▶ _TO BE DONE_: Can you quote the lines below exactly, starting at the line with "What's the underlying" and going through the last one?

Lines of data
────────────────
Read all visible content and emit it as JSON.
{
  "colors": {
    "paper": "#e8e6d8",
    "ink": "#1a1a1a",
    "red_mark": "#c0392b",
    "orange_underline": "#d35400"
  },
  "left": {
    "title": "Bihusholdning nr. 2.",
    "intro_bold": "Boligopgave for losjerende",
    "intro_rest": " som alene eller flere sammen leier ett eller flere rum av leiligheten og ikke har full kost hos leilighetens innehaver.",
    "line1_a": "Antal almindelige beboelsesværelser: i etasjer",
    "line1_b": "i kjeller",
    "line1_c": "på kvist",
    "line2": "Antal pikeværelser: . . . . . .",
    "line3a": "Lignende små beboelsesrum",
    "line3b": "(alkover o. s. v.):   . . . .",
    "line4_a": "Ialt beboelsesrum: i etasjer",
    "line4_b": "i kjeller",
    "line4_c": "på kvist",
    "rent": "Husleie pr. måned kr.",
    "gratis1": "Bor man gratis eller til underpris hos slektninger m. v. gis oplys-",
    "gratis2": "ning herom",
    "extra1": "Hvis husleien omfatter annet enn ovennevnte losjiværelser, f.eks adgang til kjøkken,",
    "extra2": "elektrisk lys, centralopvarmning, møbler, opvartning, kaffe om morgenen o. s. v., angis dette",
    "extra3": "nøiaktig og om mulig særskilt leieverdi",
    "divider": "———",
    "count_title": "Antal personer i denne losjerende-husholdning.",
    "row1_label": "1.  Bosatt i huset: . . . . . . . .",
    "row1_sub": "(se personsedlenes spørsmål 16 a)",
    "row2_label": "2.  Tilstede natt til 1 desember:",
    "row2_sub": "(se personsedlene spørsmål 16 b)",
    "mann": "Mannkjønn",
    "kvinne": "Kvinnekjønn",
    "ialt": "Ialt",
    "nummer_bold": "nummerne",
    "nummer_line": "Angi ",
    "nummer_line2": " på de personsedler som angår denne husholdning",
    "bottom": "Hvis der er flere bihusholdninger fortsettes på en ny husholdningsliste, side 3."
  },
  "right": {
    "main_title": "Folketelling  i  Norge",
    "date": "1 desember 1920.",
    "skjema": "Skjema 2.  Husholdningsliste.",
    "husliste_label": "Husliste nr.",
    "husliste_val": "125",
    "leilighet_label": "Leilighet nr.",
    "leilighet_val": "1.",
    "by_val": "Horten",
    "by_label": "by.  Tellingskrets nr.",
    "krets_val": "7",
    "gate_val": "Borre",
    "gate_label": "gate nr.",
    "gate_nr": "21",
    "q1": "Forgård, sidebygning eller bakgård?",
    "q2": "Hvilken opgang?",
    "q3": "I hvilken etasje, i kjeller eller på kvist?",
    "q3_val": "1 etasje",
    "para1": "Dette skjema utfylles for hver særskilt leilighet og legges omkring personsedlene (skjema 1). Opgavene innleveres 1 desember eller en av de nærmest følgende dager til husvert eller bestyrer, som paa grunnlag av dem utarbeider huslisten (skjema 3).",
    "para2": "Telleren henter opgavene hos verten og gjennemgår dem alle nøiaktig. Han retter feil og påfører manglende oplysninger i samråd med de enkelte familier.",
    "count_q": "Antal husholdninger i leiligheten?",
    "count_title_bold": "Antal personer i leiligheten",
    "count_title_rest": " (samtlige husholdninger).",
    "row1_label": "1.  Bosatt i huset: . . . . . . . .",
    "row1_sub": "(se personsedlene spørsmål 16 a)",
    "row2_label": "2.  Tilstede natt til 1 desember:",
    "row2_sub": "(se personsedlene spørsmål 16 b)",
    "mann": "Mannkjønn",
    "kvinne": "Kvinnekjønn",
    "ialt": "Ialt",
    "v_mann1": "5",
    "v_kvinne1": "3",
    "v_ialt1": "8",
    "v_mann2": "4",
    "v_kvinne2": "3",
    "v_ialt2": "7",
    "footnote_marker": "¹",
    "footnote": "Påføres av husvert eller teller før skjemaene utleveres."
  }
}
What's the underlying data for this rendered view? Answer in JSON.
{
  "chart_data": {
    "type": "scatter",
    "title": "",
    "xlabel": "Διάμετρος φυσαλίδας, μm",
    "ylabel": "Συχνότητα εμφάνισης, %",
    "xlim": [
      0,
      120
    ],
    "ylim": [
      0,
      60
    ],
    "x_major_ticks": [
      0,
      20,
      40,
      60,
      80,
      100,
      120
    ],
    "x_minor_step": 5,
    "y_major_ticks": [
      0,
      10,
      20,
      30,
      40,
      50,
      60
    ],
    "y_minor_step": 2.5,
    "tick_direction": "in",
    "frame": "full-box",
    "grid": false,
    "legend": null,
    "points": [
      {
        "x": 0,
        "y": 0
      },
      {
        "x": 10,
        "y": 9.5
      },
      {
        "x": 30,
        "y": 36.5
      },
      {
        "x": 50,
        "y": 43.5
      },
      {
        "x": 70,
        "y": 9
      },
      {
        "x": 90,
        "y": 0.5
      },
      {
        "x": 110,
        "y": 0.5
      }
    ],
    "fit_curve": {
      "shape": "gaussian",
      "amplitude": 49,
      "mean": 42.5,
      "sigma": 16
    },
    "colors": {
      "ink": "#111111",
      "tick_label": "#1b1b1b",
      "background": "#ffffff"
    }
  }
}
────────────────
▶ _FULL RESPONSE_:
What's the underlying data for this rendered view? Answer in JSON.
{
  "chart_data": {
    "type": "scatter",
    "title": "",
    "xlabel": "Διάμετρος φυσαλίδας, μm",
    "ylabel": "Συχνότητα εμφάνισης, %",
    "xlim": [
      0,
      120
    ],
    "ylim": [
      0,
      60
    ],
    "x_major_ticks": [
      0,
      20,
      40,
      60,
      80,
      100,
      120
    ],
    "x_minor_step": 5,
    "y_major_ticks": [
      0,
      10,
      20,
      30,
      40,
      50,
      60
    ],
    "y_minor_step": 2.5,
    "tick_direction": "in",
    "frame": "full-box",
    "grid": false,
    "legend": null,
    "points": [
      {
        "x": 0,
        "y": 0
      },
      {
        "x": 10,
        "y": 9.5
      },
      {
        "x": 30,
        "y": 36.5
      },
      {
        "x": 50,
        "y": 43.5
      },
      {
        "x": 70,
        "y": 9
      },
      {
        "x": 90,
        "y": 0.5
      },
      {
        "x": 110,
        "y": 0.5
      }
    ],
    "fit_curve": {
      "shape": "gaussian",
      "amplitude": 49,
      "mean": 42.5,
      "sigma": 16
    },
    "colors": {
      "ink": "#111111",
      "tick_label": "#1b1b1b",
      "background": "#ffffff"
    }
  }
}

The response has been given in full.